Spot each line in the records below where the word "triangle" occurs, then copy it.

>>>>

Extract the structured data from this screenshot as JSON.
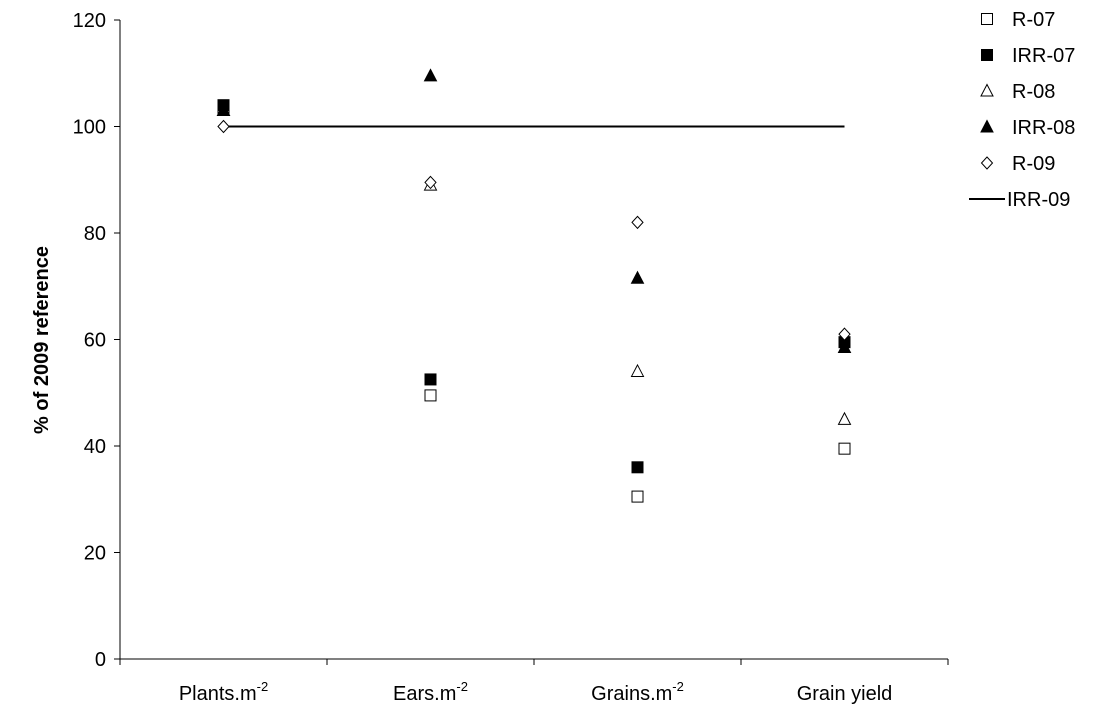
{
  "chart_data": {
    "type": "scatter",
    "title": "",
    "xlabel": "",
    "ylabel": "% of 2009 reference",
    "ylim": [
      0,
      120
    ],
    "yticks": [
      0,
      20,
      40,
      60,
      80,
      100,
      120
    ],
    "grid": false,
    "legend_position": "right",
    "categories": [
      {
        "base": "Plants.m",
        "sup": "-2"
      },
      {
        "base": "Ears.m",
        "sup": "-2"
      },
      {
        "base": "Grains.m",
        "sup": "-2"
      },
      {
        "base": "Grain yield",
        "sup": ""
      }
    ],
    "series": [
      {
        "name": "R-07",
        "marker": "square-open",
        "values": [
          103.5,
          49.5,
          30.5,
          39.5
        ]
      },
      {
        "name": "IRR-07",
        "marker": "square-filled",
        "values": [
          104,
          52.5,
          36,
          59.5
        ]
      },
      {
        "name": "R-08",
        "marker": "triangle-open",
        "values": [
          103,
          89,
          54,
          45
        ]
      },
      {
        "name": "IRR-08",
        "marker": "triangle-filled",
        "values": [
          103,
          109.5,
          71.5,
          58.5
        ]
      },
      {
        "name": "R-09",
        "marker": "diamond-open",
        "values": [
          100,
          89.5,
          82,
          61
        ]
      },
      {
        "name": "IRR-09",
        "marker": "line",
        "values": [
          100,
          100,
          100,
          100
        ]
      }
    ]
  }
}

<<<<

■ RESPONSE BELOW ■
        "marker": "triangle-open",
        "marker": "triangle-filled",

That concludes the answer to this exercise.